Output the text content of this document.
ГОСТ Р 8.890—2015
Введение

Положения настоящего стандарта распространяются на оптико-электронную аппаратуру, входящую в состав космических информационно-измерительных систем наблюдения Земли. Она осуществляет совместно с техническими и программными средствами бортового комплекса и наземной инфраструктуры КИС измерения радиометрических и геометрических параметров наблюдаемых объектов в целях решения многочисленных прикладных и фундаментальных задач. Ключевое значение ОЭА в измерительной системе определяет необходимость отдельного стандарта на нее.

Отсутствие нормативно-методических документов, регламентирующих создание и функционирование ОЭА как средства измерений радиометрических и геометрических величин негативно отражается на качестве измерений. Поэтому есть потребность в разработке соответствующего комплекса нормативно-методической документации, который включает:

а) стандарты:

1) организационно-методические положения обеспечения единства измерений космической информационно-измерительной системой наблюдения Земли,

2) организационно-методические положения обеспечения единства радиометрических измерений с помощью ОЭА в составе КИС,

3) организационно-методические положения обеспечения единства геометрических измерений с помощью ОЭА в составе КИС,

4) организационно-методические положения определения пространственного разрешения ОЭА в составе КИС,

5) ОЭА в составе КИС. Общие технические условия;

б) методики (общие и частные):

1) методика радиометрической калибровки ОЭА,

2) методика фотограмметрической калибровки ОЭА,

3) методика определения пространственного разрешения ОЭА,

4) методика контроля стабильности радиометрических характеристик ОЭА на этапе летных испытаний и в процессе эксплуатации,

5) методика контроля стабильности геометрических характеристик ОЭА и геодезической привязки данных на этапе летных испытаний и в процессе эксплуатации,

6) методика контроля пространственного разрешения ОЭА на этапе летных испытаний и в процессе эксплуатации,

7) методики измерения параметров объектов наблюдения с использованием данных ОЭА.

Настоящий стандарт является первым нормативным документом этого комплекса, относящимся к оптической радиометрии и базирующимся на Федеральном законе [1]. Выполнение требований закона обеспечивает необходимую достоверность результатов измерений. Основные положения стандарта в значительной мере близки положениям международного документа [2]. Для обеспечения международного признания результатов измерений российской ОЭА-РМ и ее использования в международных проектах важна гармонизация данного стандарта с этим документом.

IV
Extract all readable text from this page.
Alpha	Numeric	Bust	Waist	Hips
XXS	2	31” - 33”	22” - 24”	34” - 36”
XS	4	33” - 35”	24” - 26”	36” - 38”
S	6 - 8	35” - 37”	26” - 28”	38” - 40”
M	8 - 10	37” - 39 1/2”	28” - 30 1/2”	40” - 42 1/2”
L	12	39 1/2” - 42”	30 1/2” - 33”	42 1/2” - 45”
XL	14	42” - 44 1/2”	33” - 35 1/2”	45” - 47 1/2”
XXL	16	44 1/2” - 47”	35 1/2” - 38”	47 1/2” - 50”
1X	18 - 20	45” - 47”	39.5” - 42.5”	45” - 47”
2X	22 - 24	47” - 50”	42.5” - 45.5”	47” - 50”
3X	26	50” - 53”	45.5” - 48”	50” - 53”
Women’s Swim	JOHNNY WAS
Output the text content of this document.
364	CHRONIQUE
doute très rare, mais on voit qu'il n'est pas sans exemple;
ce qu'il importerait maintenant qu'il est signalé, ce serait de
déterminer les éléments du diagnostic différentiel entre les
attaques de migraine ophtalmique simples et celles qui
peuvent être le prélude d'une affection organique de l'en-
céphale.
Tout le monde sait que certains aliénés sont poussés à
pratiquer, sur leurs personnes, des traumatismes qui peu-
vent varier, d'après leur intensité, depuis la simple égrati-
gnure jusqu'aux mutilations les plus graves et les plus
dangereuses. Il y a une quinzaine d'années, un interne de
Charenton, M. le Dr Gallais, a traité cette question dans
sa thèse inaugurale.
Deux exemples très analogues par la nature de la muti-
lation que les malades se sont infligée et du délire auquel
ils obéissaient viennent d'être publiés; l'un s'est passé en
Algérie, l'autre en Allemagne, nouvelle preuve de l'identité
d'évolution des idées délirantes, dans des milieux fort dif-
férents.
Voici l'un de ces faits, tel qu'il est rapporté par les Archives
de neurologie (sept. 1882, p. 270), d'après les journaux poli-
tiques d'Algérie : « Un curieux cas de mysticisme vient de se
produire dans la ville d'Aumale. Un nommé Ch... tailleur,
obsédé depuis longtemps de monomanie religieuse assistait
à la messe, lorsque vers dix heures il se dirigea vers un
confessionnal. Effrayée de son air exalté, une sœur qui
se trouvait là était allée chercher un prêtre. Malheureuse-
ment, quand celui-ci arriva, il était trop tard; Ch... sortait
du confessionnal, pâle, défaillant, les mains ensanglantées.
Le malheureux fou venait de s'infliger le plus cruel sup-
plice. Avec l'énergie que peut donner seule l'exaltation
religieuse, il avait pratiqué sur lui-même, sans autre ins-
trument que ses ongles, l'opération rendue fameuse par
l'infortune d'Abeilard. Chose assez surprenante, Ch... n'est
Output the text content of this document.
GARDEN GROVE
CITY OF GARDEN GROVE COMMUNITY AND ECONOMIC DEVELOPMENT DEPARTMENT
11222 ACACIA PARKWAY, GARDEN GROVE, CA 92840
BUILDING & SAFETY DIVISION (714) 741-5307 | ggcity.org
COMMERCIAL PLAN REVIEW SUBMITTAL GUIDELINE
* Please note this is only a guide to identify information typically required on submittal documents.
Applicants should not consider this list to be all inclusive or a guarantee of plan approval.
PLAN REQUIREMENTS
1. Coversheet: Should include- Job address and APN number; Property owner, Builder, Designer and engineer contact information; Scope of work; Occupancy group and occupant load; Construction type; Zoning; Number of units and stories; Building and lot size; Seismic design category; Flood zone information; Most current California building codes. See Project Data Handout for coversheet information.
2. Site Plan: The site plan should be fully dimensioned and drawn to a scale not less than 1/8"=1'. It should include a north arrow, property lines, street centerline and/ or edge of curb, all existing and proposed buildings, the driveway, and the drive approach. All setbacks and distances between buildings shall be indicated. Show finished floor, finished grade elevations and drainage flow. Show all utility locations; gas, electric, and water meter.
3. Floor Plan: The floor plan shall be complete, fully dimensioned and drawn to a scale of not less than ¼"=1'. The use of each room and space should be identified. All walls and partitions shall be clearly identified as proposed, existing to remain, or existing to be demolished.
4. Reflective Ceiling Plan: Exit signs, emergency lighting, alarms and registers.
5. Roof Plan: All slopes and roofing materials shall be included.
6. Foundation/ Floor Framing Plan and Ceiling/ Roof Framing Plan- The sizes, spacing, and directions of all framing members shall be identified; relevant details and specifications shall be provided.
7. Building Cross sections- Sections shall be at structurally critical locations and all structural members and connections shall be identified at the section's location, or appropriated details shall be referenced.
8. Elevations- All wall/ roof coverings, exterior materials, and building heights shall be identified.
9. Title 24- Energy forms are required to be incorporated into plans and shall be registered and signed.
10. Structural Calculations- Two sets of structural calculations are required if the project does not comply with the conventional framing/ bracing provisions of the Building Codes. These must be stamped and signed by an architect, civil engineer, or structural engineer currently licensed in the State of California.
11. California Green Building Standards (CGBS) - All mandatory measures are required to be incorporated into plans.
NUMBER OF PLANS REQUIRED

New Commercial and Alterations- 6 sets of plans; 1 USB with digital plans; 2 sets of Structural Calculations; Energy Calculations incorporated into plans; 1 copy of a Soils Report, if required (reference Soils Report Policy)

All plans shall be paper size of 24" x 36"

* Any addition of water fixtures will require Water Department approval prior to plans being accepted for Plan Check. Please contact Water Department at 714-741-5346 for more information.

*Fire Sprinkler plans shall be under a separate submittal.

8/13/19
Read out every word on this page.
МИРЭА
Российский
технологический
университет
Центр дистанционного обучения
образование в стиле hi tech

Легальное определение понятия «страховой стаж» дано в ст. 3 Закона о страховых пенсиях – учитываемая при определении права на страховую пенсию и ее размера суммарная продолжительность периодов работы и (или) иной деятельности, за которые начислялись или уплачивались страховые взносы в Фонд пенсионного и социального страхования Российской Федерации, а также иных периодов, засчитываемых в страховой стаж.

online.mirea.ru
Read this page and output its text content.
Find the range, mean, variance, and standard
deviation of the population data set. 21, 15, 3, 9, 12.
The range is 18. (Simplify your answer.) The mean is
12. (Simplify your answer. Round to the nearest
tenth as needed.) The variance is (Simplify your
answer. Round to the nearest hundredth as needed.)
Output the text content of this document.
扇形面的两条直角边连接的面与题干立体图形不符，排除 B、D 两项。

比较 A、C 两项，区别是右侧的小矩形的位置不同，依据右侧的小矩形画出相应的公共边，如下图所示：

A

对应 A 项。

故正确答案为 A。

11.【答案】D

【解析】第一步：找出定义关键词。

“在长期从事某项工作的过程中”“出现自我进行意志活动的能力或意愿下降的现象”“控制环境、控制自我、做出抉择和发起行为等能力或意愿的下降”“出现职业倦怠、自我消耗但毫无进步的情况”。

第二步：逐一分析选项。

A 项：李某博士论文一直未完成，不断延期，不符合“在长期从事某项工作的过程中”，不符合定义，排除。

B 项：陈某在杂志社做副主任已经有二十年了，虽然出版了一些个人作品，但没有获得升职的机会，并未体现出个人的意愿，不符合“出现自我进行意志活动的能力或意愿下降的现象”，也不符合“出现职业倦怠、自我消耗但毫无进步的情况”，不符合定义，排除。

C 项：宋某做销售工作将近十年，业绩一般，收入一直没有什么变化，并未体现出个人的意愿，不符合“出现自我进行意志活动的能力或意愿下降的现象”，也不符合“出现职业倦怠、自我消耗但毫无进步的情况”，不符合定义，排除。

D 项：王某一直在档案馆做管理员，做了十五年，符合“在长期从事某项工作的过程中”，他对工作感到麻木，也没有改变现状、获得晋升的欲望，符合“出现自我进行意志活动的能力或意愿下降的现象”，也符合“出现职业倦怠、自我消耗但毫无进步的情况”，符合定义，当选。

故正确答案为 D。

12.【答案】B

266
::::::::
STATED EXERCISE: Read the lines above. Gather those in which the string "plus" is found.

FULL RESPONSE:
gnure jusqu'aux mutilations les plus graves et les plus
Le malheureux fou venait de s'infliger le plus cruel sup-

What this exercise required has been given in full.